Entries with figure data:
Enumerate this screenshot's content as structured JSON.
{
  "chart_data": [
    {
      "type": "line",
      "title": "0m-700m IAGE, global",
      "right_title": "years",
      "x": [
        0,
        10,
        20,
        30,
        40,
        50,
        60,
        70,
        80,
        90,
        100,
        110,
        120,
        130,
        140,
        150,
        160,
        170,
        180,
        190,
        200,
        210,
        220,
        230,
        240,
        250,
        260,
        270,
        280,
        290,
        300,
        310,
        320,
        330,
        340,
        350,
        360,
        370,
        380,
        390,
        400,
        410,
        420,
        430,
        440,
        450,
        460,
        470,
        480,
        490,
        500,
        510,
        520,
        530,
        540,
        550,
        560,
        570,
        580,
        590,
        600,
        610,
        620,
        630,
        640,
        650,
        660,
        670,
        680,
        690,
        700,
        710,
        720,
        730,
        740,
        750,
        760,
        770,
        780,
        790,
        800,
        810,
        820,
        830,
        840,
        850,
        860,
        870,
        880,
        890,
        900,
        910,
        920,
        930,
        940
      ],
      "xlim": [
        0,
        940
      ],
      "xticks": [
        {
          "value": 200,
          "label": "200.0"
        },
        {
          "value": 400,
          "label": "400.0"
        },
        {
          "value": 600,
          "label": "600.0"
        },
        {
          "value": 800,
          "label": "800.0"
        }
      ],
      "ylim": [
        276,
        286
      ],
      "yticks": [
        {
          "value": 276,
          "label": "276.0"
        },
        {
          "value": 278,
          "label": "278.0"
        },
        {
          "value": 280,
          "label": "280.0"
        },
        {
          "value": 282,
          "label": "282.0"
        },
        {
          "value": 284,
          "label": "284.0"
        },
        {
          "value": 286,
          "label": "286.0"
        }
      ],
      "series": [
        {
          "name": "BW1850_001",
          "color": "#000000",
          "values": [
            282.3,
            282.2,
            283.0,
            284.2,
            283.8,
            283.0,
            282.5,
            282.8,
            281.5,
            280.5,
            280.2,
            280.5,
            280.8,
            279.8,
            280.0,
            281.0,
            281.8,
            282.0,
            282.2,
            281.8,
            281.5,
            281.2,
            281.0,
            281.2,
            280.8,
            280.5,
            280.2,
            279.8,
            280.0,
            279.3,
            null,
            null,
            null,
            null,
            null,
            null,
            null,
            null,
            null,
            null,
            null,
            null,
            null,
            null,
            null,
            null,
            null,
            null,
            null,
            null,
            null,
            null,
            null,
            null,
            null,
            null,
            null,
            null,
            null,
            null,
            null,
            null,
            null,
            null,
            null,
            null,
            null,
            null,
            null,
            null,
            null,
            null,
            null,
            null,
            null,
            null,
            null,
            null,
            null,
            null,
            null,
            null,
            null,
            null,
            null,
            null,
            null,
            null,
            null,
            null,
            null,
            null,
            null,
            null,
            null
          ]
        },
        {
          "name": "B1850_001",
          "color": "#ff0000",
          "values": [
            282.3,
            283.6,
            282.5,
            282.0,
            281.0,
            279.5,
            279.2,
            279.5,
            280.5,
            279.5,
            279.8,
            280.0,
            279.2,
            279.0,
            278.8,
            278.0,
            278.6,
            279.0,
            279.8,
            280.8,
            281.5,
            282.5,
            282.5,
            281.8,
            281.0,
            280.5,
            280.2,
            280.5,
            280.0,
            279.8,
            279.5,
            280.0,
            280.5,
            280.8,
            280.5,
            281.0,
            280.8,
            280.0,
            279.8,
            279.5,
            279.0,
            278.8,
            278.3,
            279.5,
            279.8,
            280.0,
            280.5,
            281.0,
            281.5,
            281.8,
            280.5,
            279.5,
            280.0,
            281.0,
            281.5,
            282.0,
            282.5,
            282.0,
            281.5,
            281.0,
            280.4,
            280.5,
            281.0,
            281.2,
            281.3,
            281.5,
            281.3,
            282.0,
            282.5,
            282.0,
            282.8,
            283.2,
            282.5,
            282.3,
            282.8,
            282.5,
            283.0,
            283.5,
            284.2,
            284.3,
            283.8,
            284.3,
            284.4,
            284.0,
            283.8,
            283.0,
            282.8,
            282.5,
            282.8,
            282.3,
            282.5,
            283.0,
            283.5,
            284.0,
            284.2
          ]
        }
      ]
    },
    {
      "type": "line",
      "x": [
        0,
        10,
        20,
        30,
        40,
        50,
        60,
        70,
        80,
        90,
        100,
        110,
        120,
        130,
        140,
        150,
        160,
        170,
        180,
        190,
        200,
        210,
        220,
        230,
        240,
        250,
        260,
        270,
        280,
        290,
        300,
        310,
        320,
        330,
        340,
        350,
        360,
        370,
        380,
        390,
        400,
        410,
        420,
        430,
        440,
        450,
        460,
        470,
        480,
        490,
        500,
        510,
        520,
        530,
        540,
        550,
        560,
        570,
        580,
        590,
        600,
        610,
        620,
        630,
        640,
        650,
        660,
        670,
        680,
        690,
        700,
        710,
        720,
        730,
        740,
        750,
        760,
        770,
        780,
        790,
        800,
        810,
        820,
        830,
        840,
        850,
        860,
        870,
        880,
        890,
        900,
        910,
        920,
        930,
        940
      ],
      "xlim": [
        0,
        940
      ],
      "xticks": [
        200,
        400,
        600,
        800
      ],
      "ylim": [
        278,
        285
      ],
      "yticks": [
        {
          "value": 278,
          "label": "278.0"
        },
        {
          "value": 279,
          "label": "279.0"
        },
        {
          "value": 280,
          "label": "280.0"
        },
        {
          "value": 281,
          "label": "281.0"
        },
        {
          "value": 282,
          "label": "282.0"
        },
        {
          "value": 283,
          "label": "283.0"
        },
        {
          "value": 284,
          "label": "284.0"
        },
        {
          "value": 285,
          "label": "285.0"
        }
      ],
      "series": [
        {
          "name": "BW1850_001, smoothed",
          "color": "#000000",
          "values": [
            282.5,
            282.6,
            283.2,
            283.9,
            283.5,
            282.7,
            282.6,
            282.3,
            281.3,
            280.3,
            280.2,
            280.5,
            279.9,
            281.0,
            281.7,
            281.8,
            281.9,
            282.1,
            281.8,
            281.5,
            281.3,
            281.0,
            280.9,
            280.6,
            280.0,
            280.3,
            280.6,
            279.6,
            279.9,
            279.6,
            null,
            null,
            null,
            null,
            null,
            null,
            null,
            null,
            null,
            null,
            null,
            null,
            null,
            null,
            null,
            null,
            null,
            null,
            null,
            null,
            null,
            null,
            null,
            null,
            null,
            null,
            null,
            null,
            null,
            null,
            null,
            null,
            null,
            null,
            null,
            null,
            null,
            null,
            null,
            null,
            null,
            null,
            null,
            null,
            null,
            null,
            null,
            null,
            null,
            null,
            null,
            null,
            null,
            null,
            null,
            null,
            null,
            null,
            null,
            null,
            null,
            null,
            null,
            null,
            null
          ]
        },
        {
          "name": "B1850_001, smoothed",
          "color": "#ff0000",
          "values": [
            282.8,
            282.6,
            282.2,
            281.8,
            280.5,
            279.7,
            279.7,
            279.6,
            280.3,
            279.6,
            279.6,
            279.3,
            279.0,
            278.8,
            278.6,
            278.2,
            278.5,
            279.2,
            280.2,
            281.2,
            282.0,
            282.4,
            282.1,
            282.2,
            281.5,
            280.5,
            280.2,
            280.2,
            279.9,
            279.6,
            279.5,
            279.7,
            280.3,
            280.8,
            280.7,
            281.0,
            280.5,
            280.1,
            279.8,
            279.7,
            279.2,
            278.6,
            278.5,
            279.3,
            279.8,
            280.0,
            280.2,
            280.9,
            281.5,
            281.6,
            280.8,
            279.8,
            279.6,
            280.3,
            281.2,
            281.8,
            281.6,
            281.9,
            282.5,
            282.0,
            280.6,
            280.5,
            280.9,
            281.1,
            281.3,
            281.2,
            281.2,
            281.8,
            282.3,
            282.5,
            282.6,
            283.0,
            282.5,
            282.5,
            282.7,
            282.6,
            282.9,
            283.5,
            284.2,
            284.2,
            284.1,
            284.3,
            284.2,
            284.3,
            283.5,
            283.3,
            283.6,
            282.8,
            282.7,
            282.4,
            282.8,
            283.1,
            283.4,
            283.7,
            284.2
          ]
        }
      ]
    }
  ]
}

- [What is needed]:
Within the entries above, how many lines contain "name"? Respond with the number only.

- [Response]:
4